#### THE PROBLEM
Pick out every line below that contains the string "weight", and copy each one.

────────────────

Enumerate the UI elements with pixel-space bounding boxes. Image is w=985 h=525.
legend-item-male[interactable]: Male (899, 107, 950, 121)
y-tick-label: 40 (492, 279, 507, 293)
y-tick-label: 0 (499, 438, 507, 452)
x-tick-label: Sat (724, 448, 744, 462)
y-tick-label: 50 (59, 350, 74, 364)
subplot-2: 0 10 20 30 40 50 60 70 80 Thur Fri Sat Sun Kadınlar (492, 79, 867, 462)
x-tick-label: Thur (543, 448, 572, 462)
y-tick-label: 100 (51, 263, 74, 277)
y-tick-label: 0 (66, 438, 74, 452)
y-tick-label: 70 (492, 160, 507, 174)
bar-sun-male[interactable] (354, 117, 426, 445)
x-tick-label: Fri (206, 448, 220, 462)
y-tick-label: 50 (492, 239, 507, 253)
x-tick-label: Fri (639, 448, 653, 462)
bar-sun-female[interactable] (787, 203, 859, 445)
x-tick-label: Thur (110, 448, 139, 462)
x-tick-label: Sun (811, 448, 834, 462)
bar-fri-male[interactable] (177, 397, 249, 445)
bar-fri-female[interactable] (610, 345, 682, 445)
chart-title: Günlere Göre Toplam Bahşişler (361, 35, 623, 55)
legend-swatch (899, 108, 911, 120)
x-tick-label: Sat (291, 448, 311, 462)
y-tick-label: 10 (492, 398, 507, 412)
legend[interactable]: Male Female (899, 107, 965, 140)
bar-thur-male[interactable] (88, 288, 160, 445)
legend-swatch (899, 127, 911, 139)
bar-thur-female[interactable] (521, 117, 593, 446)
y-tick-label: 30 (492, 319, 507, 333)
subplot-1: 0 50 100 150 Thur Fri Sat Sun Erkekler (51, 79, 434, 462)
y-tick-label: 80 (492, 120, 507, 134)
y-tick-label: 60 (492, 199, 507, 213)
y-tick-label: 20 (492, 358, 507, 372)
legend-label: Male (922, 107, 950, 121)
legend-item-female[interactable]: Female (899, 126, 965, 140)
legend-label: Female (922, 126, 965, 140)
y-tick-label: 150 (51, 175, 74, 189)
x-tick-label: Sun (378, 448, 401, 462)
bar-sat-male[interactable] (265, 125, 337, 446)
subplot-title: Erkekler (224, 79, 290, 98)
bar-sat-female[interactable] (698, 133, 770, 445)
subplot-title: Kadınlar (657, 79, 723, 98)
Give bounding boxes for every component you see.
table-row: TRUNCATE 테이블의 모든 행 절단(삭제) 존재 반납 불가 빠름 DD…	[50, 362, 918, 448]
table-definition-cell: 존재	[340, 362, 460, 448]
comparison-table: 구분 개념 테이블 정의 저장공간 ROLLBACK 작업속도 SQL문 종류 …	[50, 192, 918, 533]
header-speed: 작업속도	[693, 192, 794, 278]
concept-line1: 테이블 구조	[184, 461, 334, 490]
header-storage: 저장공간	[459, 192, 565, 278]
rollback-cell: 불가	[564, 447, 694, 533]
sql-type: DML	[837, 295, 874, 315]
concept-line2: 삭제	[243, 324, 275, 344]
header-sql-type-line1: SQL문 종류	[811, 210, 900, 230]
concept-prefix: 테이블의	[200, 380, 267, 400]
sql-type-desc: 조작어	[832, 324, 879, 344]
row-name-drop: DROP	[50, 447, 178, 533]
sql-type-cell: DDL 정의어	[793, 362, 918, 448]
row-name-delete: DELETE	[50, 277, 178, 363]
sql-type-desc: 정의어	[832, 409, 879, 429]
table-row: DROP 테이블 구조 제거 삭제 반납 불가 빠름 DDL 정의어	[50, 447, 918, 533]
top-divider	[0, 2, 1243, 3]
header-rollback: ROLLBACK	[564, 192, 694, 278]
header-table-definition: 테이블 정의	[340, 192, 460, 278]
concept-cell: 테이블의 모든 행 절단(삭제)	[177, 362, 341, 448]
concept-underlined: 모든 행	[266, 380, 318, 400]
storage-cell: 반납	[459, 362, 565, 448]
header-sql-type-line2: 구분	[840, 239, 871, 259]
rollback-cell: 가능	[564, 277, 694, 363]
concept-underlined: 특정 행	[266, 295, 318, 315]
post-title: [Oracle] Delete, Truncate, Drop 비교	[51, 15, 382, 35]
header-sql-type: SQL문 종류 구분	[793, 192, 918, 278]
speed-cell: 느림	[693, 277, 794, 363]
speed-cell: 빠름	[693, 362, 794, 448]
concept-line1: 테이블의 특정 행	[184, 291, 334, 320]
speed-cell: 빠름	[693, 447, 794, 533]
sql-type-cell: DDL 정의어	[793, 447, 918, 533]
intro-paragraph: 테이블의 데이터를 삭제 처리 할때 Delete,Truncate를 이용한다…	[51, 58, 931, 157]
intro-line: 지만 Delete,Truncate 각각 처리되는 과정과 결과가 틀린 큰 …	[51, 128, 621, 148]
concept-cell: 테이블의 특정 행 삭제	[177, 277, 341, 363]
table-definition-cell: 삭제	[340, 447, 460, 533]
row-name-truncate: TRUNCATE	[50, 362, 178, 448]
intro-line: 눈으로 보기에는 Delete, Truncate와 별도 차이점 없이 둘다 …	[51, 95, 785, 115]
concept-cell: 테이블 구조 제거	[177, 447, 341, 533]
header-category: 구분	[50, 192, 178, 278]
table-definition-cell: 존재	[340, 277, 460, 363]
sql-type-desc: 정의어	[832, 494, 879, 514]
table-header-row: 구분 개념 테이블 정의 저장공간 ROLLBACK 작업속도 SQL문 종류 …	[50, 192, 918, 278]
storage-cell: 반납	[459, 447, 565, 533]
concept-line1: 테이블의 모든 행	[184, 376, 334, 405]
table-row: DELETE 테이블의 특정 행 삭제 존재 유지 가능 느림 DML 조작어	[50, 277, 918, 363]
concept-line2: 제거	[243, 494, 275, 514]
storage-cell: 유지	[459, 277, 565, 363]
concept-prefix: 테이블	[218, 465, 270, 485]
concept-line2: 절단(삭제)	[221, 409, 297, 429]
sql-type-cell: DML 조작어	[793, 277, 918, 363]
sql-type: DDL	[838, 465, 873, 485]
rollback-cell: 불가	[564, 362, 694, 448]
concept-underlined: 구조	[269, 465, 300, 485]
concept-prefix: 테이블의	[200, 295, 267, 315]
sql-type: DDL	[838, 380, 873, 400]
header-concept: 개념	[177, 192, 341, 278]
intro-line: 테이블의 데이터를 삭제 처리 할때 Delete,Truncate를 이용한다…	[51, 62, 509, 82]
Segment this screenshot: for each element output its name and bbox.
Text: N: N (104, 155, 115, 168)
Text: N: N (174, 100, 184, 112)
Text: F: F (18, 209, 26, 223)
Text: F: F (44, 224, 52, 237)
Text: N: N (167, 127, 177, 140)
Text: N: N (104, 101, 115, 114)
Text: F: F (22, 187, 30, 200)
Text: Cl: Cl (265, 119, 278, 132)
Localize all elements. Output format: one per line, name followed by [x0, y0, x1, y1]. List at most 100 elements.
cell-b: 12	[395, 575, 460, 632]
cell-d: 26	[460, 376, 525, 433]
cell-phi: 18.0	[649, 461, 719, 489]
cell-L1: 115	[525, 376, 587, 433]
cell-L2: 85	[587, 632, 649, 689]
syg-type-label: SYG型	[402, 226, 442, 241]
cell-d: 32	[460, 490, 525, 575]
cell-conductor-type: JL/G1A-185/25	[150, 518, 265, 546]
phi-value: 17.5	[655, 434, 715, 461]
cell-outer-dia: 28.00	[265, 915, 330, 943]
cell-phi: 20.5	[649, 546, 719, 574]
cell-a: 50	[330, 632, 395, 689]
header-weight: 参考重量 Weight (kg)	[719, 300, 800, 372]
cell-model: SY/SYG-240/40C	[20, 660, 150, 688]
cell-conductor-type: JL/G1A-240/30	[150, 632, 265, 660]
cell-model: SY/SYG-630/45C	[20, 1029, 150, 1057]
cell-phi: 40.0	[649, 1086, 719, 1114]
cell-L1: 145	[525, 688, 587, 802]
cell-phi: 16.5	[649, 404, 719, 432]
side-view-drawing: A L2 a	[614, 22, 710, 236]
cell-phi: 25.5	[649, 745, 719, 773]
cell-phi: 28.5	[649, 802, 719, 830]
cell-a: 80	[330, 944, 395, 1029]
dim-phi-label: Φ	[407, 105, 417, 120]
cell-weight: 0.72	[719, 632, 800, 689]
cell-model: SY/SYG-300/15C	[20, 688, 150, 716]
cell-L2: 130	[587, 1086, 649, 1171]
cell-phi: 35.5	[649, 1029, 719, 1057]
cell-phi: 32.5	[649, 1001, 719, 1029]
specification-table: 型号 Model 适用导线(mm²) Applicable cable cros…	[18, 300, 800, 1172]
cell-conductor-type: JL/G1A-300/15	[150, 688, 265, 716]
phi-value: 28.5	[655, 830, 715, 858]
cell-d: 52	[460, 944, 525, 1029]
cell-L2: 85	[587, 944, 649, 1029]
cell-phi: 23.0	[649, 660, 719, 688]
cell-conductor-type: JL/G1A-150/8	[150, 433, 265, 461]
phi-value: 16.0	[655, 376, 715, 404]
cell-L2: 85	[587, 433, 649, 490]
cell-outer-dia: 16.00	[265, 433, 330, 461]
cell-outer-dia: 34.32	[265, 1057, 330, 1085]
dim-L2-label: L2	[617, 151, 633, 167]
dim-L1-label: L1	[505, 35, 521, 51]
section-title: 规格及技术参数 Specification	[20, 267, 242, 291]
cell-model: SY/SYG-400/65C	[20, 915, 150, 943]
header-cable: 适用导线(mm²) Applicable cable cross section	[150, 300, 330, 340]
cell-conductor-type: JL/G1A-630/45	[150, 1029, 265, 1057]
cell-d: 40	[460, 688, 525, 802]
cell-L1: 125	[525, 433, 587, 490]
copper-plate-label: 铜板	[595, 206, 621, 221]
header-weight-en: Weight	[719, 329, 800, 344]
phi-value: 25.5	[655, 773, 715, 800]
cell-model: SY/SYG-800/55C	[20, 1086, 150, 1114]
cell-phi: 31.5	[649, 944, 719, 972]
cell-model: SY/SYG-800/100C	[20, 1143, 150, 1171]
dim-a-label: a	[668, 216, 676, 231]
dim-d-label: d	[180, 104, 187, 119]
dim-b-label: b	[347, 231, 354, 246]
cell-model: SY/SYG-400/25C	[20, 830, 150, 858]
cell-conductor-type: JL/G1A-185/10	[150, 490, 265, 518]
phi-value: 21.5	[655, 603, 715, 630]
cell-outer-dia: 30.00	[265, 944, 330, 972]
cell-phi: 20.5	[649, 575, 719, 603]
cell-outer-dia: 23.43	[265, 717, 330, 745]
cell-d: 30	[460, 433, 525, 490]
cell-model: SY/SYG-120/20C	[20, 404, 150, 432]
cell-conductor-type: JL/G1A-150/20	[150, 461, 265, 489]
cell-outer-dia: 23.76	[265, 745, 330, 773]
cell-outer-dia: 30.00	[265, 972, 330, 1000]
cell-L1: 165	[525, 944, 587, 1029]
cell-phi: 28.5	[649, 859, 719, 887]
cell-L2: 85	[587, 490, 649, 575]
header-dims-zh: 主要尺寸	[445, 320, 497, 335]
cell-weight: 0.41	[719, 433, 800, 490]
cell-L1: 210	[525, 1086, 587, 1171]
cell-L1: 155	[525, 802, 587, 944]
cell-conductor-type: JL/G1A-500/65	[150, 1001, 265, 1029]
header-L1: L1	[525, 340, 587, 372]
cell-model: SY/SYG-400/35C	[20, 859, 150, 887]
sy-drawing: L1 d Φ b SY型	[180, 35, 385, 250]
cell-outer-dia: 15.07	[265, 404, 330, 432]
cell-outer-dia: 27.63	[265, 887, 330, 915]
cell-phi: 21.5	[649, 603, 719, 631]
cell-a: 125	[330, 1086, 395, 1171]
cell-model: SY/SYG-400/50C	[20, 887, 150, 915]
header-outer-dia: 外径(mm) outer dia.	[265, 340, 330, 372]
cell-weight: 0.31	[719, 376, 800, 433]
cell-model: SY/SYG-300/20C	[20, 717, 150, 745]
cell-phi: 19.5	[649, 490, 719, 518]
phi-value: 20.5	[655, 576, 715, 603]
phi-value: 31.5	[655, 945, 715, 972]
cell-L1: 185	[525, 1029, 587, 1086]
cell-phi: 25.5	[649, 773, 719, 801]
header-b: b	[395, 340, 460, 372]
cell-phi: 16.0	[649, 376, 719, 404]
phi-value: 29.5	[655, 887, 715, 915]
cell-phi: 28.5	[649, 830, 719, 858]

────────────────

#### IN RESPONSE
header-weight: 参考重量 Weight (kg)	[719, 300, 800, 372]
cell-weight: 0.72	[719, 632, 800, 689]
header-weight-en: Weight	[719, 329, 800, 344]
cell-weight: 0.41	[719, 433, 800, 490]
cell-weight: 0.31	[719, 376, 800, 433]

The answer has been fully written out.